— BEGIN —
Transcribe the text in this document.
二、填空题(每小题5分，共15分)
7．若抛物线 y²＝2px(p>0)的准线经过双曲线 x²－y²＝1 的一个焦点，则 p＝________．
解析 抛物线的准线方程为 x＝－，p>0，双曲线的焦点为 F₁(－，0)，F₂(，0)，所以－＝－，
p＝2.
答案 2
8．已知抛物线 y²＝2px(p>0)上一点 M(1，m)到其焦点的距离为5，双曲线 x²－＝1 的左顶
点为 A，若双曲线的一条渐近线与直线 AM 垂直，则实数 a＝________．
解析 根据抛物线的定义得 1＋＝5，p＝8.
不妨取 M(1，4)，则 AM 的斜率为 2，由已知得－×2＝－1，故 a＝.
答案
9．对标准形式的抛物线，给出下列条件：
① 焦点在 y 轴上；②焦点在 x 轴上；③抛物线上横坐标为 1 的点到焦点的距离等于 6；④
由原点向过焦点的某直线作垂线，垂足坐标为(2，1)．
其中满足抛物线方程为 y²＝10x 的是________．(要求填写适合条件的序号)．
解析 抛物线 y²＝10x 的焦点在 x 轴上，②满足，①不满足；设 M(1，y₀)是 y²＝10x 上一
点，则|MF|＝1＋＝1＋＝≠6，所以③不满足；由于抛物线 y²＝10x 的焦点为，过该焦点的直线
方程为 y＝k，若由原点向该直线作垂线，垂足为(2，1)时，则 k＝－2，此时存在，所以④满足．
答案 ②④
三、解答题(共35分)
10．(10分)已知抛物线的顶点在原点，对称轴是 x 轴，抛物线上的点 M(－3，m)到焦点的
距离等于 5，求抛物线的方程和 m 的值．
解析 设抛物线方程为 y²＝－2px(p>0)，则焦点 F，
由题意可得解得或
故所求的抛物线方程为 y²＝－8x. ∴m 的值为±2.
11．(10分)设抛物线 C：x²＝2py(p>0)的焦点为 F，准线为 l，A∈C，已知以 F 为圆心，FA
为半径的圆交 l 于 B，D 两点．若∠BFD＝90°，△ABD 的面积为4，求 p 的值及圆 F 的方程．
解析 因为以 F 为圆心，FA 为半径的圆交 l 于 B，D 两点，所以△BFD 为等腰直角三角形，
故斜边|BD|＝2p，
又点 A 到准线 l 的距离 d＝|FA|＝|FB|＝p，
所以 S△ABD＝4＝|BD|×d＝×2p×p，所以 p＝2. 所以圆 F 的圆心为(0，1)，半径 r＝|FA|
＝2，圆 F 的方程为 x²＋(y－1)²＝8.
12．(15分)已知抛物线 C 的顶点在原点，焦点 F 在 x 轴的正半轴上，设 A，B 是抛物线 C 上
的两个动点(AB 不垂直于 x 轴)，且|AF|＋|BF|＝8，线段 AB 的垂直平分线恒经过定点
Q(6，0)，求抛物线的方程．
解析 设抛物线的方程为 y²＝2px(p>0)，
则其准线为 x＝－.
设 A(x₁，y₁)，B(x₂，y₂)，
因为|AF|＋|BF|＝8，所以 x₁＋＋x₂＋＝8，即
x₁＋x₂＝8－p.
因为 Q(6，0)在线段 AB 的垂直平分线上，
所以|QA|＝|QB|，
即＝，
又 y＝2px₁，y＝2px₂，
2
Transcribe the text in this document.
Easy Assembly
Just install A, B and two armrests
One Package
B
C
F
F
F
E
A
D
— END —
» GOAL
Copy out the full material exactly as it appears.

» IN RESPONSE
Transcribe the text in this document.
二、填空题(每小题5分，共15分)
7．若抛物线 y²＝2px(p>0)的准线经过双曲线 x²－y²＝1 的一个焦点，则 p＝________．
解析 抛物线的准线方程为 x＝－，p>0，双曲线的焦点为 F₁(－，0)，F₂(，0)，所以－＝－，
p＝2.
答案 2
8．已知抛物线 y²＝2px(p>0)上一点 M(1，m)到其焦点的距离为5，双曲线 x²－＝1 的左顶
点为 A，若双曲线的一条渐近线与直线 AM 垂直，则实数 a＝________．
解析 根据抛物线的定义得 1＋＝5，p＝8.
不妨取 M(1，4)，则 AM 的斜率为 2，由已知得－×2＝－1，故 a＝.
答案
9．对标准形式的抛物线，给出下列条件：
① 焦点在 y 轴上；②焦点在 x 轴上；③抛物线上横坐标为 1 的点到焦点的距离等于 6；④
由原点向过焦点的某直线作垂线，垂足坐标为(2，1)．
其中满足抛物线方程为 y²＝10x 的是________．(要求填写适合条件的序号)．
解析 抛物线 y²＝10x 的焦点在 x 轴上，②满足，①不满足；设 M(1，y₀)是 y²＝10x 上一
点，则|MF|＝1＋＝1＋＝≠6，所以③不满足；由于抛物线 y²＝10x 的焦点为，过该焦点的直线
方程为 y＝k，若由原点向该直线作垂线，垂足为(2，1)时，则 k＝－2，此时存在，所以④满足．
答案 ②④
三、解答题(共35分)
10．(10分)已知抛物线的顶点在原点，对称轴是 x 轴，抛物线上的点 M(－3，m)到焦点的
距离等于 5，求抛物线的方程和 m 的值．
解析 设抛物线方程为 y²＝－2px(p>0)，则焦点 F，
由题意可得解得或
故所求的抛物线方程为 y²＝－8x. ∴m 的值为±2.
11．(10分)设抛物线 C：x²＝2py(p>0)的焦点为 F，准线为 l，A∈C，已知以 F 为圆心，FA
为半径的圆交 l 于 B，D 两点．若∠BFD＝90°，△ABD 的面积为4，求 p 的值及圆 F 的方程．
解析 因为以 F 为圆心，FA 为半径的圆交 l 于 B，D 两点，所以△BFD 为等腰直角三角形，
故斜边|BD|＝2p，
又点 A 到准线 l 的距离 d＝|FA|＝|FB|＝p，
所以 S△ABD＝4＝|BD|×d＝×2p×p，所以 p＝2. 所以圆 F 的圆心为(0，1)，半径 r＝|FA|
＝2，圆 F 的方程为 x²＋(y－1)²＝8.
12．(15分)已知抛物线 C 的顶点在原点，焦点 F 在 x 轴的正半轴上，设 A，B 是抛物线 C 上
的两个动点(AB 不垂直于 x 轴)，且|AF|＋|BF|＝8，线段 AB 的垂直平分线恒经过定点
Q(6，0)，求抛物线的方程．
解析 设抛物线的方程为 y²＝2px(p>0)，
则其准线为 x＝－.
设 A(x₁，y₁)，B(x₂，y₂)，
因为|AF|＋|BF|＝8，所以 x₁＋＋x₂＋＝8，即
x₁＋x₂＝8－p.
因为 Q(6，0)在线段 AB 的垂直平分线上，
所以|QA|＝|QB|，
即＝，
又 y＝2px₁，y＝2px₂，
2
Transcribe the text in this document.
Easy Assembly
Just install A, B and two armrests
One Package
B
C
F
F
F
E
A
D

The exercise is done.